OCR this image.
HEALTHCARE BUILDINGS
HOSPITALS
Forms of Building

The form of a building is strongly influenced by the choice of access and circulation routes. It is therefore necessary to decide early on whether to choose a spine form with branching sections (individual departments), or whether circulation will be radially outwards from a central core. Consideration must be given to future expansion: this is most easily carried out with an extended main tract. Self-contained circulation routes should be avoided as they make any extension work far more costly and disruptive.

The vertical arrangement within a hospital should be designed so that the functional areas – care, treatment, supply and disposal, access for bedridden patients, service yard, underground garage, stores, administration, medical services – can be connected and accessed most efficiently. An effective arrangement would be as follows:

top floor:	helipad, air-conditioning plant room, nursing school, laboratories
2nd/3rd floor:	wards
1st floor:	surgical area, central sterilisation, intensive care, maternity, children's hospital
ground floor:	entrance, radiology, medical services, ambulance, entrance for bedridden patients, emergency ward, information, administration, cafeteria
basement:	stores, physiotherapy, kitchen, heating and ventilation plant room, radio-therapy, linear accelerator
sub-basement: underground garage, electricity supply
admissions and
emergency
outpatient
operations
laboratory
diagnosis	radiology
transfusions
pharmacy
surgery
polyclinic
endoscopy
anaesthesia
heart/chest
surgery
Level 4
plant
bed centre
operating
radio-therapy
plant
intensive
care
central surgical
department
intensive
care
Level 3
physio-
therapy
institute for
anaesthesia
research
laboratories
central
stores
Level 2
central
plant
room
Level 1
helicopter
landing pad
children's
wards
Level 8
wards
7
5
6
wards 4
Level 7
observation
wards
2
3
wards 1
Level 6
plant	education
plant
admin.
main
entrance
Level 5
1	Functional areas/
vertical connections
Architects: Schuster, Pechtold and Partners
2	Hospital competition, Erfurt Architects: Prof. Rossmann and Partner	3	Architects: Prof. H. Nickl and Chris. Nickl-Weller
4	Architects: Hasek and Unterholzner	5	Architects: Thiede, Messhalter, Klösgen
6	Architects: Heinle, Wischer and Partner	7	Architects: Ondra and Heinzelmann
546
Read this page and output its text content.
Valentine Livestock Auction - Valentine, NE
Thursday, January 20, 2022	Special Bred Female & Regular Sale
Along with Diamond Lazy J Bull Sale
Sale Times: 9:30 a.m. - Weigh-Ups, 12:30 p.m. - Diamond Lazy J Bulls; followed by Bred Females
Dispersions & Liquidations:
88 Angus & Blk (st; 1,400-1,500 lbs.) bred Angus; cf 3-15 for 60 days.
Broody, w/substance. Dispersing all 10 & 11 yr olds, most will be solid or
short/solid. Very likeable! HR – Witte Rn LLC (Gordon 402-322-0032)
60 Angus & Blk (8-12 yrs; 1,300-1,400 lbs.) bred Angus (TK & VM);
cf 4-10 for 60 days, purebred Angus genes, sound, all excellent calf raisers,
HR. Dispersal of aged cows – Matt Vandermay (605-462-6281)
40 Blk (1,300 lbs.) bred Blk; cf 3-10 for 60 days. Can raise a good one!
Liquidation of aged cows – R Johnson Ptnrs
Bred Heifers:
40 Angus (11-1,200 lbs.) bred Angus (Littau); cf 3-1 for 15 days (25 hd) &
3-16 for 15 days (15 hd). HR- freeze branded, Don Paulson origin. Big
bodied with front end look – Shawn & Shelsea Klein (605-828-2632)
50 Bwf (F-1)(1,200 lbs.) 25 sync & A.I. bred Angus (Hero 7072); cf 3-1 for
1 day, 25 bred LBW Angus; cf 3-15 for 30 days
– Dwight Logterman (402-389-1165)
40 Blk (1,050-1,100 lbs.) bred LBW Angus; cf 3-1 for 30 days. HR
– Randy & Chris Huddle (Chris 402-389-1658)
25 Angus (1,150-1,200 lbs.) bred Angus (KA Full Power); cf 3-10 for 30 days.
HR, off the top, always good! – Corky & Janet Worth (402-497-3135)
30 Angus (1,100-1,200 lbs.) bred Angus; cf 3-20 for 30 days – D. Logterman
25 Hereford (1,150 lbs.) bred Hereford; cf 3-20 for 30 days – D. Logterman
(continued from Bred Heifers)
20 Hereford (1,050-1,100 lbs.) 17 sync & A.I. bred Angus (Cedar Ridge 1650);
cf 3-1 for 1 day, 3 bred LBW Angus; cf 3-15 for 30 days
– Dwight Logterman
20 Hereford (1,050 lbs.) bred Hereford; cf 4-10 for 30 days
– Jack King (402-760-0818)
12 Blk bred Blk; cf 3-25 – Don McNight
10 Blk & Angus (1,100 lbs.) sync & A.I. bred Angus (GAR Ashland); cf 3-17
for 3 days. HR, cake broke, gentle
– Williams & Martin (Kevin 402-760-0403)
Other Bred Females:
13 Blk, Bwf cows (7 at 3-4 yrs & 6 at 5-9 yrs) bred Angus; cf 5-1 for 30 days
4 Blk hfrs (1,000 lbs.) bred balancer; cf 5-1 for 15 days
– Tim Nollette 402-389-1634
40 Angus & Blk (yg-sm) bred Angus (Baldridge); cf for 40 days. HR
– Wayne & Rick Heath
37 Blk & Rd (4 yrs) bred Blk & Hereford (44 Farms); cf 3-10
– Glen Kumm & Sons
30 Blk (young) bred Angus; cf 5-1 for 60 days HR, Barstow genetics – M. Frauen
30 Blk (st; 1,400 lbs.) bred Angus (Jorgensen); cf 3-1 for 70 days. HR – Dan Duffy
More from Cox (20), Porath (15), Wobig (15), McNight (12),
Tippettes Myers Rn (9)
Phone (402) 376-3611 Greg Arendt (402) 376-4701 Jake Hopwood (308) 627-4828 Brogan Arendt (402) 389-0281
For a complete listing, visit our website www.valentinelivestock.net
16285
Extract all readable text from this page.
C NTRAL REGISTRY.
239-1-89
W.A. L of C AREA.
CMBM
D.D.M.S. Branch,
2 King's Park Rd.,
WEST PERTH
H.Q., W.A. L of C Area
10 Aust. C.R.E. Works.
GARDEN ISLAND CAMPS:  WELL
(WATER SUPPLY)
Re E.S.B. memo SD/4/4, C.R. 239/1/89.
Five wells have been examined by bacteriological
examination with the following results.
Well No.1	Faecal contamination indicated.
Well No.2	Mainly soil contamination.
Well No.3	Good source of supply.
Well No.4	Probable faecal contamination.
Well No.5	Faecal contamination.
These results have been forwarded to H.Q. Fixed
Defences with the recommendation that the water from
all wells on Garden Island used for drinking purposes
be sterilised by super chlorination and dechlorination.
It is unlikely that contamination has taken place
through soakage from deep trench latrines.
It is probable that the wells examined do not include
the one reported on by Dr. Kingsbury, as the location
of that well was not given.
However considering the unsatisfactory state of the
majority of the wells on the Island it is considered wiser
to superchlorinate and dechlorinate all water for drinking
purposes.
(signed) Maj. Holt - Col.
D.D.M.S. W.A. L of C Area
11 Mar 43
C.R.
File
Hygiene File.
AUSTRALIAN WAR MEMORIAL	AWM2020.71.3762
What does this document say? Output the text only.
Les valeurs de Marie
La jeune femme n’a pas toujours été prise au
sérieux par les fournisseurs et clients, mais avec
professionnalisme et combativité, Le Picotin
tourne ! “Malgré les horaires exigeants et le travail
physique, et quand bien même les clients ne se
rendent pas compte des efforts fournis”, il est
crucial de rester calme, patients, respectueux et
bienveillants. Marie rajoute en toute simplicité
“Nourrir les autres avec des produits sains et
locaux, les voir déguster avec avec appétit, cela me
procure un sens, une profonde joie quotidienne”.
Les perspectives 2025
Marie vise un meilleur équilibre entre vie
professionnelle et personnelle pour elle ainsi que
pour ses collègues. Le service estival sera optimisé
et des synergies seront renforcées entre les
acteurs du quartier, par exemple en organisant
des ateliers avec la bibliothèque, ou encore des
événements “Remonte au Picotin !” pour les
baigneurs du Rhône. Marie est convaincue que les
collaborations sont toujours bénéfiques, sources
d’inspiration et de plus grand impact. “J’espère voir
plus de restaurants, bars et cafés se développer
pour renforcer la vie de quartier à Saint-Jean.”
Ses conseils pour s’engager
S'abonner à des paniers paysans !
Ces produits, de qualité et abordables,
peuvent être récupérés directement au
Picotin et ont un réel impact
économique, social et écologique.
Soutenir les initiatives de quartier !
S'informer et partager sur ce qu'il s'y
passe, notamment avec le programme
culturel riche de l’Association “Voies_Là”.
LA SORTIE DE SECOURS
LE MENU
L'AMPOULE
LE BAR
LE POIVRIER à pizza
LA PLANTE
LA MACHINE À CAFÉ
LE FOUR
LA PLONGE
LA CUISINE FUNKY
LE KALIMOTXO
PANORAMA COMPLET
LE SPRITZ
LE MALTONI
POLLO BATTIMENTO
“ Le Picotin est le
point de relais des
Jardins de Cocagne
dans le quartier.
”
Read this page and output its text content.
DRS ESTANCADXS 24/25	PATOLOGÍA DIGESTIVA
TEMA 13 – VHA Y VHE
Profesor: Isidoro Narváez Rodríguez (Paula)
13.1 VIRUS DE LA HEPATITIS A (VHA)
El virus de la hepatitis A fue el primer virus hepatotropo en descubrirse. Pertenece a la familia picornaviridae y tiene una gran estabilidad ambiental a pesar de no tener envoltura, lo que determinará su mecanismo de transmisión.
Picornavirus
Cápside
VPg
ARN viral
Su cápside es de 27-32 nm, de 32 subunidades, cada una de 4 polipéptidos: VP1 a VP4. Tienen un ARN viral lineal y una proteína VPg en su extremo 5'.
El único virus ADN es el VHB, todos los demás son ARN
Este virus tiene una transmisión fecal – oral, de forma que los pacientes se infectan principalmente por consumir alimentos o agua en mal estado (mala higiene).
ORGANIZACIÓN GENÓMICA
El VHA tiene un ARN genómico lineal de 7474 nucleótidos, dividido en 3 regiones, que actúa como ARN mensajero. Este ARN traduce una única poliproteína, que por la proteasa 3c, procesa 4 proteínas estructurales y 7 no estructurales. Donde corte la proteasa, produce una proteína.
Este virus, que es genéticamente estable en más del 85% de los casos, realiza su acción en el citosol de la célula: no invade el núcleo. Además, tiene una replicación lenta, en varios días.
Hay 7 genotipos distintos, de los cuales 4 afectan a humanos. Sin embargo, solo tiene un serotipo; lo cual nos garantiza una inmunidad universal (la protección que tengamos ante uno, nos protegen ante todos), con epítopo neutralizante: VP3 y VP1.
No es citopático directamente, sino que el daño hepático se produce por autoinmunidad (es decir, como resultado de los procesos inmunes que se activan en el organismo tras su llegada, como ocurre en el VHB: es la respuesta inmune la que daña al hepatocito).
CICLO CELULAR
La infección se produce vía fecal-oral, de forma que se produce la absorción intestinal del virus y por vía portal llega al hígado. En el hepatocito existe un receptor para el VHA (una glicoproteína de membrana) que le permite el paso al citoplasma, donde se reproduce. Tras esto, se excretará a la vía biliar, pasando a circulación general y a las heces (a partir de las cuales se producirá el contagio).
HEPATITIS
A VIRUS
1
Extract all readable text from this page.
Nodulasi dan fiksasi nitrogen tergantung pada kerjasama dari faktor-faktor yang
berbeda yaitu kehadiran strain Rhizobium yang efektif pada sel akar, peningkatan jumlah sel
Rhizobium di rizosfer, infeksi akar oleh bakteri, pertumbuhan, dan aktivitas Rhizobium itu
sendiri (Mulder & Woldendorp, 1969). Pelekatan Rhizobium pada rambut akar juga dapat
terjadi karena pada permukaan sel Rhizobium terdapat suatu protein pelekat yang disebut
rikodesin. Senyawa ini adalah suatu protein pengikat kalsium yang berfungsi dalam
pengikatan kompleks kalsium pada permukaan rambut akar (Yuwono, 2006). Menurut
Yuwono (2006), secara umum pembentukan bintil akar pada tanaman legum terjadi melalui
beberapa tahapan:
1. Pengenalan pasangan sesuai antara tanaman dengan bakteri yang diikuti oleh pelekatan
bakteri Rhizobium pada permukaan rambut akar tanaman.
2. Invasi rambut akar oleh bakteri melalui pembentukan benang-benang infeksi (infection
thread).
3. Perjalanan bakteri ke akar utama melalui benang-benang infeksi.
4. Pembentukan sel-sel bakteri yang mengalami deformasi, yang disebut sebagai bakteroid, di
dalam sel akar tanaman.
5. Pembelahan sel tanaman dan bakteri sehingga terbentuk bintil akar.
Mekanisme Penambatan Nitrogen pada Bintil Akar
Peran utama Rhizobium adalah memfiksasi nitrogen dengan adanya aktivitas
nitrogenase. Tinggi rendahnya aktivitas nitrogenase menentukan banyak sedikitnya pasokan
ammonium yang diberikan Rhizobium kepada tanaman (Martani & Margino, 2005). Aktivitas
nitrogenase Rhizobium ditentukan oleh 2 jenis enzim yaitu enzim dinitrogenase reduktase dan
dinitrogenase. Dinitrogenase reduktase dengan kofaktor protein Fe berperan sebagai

Your task:
Once you have found every line in the listing that holds the string "entrance", copy each of them.

Response to the task:
ground floor:	entrance, radiology, medical services, ambulance, entrance for bedridden patients, emergency ward, information, administration, cafeteria
entrance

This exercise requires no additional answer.